WORK TO COMPLETE =>
Find the line containing "Extract the structured" in the material below; copy that line and all following lines exactly.

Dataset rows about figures
-------

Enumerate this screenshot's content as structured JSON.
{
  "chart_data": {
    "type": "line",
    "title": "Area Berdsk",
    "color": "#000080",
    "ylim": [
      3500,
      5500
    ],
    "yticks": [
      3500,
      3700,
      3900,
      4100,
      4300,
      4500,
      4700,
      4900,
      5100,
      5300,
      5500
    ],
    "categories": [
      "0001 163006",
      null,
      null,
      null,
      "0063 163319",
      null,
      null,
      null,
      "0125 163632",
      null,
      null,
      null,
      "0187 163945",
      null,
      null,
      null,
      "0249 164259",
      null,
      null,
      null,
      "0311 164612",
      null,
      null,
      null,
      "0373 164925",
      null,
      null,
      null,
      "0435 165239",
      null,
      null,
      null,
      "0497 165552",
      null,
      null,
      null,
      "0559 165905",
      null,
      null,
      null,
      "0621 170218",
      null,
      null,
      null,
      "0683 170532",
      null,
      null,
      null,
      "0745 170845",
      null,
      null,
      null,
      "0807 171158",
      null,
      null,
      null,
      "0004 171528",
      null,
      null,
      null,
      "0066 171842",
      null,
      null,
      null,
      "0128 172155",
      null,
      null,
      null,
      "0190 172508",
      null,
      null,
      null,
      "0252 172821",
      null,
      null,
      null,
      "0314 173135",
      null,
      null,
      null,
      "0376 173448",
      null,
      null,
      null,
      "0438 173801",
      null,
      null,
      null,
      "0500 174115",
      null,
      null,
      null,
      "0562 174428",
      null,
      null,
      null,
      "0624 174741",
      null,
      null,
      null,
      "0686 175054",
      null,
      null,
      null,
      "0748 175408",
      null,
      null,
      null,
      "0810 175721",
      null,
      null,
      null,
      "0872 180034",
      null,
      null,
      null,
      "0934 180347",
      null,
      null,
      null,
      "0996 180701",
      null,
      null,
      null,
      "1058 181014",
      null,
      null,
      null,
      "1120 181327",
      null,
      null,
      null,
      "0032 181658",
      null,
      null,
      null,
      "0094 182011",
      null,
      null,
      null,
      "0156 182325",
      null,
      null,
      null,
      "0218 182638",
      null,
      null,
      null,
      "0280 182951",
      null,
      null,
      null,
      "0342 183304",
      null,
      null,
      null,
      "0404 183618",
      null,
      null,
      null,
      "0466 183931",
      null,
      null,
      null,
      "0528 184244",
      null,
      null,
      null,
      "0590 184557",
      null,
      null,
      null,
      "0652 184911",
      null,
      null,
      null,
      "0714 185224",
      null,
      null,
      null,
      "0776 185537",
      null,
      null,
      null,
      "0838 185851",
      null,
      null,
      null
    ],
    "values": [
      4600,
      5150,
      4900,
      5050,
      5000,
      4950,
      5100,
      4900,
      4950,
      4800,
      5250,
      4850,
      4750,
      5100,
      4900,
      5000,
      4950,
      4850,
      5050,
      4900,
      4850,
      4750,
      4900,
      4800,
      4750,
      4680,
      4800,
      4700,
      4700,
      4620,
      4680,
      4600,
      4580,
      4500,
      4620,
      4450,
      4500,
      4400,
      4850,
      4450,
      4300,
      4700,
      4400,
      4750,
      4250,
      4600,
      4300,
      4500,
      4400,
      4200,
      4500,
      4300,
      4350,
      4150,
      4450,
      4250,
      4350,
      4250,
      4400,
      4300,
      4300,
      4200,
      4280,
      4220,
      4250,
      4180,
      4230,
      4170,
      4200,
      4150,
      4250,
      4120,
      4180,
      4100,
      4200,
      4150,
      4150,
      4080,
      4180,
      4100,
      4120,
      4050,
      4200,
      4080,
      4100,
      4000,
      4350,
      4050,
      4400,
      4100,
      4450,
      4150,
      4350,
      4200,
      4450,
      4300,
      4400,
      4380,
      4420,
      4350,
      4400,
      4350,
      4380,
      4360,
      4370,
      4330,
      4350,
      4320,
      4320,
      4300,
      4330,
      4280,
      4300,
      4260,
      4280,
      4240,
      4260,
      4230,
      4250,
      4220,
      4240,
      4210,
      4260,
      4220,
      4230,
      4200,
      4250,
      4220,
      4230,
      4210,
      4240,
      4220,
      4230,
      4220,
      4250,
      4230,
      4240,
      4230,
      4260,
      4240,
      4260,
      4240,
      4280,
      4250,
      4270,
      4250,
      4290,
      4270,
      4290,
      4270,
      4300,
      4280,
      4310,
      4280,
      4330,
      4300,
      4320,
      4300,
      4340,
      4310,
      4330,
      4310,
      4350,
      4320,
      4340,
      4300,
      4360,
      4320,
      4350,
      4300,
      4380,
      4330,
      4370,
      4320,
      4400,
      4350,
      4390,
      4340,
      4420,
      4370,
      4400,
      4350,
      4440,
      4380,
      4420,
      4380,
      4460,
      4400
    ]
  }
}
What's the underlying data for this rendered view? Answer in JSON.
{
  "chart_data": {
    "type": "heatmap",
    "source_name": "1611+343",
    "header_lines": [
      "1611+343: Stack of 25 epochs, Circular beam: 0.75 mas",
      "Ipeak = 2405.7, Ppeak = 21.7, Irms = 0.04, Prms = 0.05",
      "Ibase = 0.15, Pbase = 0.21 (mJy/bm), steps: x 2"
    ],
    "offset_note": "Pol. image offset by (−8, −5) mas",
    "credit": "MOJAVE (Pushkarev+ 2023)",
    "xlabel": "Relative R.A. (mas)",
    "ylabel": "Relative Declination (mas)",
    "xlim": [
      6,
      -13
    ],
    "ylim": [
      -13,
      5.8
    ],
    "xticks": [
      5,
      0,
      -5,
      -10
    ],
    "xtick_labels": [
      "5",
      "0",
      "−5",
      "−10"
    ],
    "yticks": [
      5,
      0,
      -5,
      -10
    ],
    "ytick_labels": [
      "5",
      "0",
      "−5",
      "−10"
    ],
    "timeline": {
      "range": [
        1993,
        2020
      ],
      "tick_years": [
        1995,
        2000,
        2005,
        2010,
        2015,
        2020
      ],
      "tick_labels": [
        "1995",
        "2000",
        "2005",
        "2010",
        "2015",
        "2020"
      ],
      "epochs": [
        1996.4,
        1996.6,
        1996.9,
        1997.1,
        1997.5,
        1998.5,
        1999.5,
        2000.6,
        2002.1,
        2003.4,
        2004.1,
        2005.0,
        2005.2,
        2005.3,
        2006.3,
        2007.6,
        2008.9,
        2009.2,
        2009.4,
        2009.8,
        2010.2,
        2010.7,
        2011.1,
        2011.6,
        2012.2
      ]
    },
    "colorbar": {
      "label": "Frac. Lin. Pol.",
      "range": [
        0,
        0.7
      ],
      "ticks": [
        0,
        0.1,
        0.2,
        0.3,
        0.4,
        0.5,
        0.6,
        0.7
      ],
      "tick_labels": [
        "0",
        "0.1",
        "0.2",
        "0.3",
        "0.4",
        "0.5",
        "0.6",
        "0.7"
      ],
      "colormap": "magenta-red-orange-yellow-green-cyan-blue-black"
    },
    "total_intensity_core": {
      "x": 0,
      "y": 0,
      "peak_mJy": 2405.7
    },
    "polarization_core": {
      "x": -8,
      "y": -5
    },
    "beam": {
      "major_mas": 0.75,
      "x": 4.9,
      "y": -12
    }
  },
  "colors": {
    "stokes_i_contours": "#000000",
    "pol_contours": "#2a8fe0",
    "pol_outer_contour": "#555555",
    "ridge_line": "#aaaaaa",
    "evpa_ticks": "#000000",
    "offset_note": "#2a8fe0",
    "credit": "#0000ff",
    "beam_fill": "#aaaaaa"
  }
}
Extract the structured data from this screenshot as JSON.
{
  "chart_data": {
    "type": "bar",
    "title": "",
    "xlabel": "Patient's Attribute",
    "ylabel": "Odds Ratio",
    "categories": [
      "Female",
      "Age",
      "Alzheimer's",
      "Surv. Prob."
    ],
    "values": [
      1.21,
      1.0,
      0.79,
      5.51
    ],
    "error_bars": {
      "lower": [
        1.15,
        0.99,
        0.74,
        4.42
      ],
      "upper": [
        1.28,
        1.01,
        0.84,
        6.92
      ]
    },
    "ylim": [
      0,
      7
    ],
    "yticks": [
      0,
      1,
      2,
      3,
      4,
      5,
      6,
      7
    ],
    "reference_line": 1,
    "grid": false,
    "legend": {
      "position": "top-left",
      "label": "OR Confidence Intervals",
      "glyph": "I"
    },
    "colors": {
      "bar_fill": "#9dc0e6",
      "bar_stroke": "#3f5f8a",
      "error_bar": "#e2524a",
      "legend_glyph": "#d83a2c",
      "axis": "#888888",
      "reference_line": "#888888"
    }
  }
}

-------

THE RESULT =>
Extract the structured data from this screenshot as JSON.
{
  "chart_data": {
    "type": "bar",
    "title": "",
    "xlabel": "Patient's Attribute",
    "ylabel": "Odds Ratio",
    "categories": [
      "Female",
      "Age",
      "Alzheimer's",
      "Surv. Prob."
    ],
    "values": [
      1.21,
      1.0,
      0.79,
      5.51
    ],
    "error_bars": {
      "lower": [
        1.15,
        0.99,
        0.74,
        4.42
      ],
      "upper": [
        1.28,
        1.01,
        0.84,
        6.92
      ]
    },
    "ylim": [
      0,
      7
    ],
    "yticks": [
      0,
      1,
      2,
      3,
      4,
      5,
      6,
      7
    ],
    "reference_line": 1,
    "grid": false,
    "legend": {
      "position": "top-left",
      "label": "OR Confidence Intervals",
      "glyph": "I"
    },
    "colors": {
      "bar_fill": "#9dc0e6",
      "bar_stroke": "#3f5f8a",
      "error_bar": "#e2524a",
      "legend_glyph": "#d83a2c",
      "axis": "#888888",
      "reference_line": "#888888"
    }
  }
}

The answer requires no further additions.